━━ Dataset

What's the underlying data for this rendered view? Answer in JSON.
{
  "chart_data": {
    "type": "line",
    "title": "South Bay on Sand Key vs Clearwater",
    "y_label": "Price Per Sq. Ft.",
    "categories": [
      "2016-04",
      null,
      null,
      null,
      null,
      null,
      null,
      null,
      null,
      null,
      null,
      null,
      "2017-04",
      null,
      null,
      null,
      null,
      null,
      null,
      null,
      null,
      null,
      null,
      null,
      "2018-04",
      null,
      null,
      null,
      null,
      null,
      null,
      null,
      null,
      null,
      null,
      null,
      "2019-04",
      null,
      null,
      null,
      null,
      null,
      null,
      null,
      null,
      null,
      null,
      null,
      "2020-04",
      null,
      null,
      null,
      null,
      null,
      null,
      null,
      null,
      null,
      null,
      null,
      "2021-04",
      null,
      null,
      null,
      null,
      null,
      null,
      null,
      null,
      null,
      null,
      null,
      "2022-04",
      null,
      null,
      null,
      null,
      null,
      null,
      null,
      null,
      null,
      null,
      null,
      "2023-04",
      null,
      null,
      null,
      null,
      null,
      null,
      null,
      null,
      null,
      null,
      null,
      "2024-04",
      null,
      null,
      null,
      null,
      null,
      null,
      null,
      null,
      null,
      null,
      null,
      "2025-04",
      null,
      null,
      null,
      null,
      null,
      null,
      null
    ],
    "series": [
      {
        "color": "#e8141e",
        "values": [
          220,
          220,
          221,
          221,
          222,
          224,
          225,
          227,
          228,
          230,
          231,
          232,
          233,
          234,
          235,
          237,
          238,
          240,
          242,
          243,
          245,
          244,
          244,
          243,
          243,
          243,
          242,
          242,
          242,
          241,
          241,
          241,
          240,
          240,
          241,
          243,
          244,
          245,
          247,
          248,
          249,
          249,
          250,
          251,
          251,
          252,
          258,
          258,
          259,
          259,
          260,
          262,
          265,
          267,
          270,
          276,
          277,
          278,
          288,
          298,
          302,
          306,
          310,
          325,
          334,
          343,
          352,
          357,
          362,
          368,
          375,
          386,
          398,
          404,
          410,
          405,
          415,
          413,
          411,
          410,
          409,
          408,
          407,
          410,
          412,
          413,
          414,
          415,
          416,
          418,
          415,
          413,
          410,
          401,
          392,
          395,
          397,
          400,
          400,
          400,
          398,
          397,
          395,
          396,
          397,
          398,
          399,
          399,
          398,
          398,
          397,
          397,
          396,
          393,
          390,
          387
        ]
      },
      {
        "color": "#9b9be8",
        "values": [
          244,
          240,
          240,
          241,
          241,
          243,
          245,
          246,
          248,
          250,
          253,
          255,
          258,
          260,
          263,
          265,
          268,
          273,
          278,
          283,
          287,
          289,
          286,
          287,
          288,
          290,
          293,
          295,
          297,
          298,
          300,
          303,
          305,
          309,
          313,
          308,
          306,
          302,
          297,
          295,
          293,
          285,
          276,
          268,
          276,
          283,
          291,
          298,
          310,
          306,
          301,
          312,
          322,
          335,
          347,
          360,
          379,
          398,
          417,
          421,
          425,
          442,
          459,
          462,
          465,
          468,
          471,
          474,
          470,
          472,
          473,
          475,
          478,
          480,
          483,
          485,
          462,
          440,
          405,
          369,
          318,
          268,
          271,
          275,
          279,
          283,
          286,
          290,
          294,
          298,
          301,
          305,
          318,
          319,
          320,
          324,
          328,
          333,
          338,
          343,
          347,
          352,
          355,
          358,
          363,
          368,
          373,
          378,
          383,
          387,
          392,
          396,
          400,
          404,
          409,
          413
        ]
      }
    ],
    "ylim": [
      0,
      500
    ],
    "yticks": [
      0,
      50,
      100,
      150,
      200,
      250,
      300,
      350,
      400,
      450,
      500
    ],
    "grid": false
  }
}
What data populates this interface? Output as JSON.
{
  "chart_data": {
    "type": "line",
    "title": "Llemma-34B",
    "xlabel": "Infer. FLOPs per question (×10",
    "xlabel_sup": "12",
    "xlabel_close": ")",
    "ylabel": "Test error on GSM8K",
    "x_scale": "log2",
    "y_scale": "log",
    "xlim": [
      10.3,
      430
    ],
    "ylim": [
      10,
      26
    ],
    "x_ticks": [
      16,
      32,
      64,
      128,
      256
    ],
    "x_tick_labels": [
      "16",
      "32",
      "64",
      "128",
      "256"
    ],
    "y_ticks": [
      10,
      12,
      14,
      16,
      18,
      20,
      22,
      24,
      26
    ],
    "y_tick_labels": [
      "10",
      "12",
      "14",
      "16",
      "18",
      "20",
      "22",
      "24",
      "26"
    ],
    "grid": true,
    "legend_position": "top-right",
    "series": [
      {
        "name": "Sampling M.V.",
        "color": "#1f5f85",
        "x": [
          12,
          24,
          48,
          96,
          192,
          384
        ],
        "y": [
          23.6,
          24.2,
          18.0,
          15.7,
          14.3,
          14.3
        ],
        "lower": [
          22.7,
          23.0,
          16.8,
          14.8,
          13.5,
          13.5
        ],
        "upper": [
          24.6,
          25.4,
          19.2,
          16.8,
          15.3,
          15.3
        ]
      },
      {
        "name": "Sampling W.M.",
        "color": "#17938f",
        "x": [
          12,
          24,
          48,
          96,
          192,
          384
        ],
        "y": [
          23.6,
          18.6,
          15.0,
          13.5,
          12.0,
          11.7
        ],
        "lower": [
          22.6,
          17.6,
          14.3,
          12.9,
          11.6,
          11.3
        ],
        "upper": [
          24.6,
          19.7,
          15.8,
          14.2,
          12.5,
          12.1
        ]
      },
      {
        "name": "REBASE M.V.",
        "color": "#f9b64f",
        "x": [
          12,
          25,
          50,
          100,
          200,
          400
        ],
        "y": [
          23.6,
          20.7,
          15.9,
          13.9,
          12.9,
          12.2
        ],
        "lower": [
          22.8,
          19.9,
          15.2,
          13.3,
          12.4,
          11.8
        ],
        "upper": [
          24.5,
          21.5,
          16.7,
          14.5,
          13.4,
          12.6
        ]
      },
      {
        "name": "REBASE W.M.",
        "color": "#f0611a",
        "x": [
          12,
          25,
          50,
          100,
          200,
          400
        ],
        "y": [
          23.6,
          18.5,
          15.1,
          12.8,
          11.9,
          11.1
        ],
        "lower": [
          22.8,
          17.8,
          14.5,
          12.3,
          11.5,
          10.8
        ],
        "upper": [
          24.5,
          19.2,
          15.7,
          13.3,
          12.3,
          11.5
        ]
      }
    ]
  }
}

━━━━

--- Short exercise ---
Pick out each line that holds the string "color".

--- Task solution ---
        "color": "#e8141e",
        "color": "#9b9be8",
        "color": "#1f5f85",
        "color": "#17938f",
        "color": "#f9b64f",
        "color": "#f0611a",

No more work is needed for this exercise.